#### WRITTEN INSTRUCTION
Pull out every line containing the string "Oriëntatiewaarde".

#### Dataset records
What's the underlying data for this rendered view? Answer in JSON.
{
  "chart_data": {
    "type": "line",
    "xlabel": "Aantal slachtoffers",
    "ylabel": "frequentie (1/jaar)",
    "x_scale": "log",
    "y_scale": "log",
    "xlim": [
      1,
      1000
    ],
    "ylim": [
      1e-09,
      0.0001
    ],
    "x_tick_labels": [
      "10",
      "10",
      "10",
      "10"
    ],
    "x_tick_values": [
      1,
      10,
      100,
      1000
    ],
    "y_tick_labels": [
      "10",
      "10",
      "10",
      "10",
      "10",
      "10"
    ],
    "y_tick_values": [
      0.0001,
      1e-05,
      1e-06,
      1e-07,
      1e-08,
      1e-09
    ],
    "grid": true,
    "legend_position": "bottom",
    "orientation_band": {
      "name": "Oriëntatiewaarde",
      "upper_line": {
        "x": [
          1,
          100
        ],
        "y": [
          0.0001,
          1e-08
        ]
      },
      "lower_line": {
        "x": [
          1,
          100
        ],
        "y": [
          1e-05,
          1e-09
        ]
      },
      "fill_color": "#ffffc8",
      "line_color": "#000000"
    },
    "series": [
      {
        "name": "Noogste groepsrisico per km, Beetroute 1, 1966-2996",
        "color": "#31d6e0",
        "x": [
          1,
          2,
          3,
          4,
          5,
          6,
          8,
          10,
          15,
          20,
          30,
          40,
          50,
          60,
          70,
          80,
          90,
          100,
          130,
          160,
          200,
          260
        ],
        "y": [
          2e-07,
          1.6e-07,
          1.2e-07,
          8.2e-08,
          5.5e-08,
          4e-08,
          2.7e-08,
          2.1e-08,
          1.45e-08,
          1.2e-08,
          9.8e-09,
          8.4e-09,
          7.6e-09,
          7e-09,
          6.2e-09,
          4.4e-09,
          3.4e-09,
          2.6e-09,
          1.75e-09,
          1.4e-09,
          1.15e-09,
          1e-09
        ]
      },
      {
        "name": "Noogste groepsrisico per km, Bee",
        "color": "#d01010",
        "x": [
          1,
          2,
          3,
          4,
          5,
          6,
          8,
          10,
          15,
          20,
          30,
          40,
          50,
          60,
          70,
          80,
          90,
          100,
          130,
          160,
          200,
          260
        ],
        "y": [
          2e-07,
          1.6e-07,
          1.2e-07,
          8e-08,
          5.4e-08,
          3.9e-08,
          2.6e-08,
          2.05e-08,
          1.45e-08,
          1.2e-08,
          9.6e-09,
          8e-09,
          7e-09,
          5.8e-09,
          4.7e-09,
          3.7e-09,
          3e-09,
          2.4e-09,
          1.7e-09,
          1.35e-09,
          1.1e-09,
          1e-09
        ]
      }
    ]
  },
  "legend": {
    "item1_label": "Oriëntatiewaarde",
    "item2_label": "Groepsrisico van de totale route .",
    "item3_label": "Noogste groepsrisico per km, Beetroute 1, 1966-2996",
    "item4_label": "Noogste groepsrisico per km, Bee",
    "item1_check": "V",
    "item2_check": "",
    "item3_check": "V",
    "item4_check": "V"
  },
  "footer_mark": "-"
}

#### SOLVED EXERCISE
      "name": "Oriëntatiewaarde",
    "item1_label": "Oriëntatiewaarde",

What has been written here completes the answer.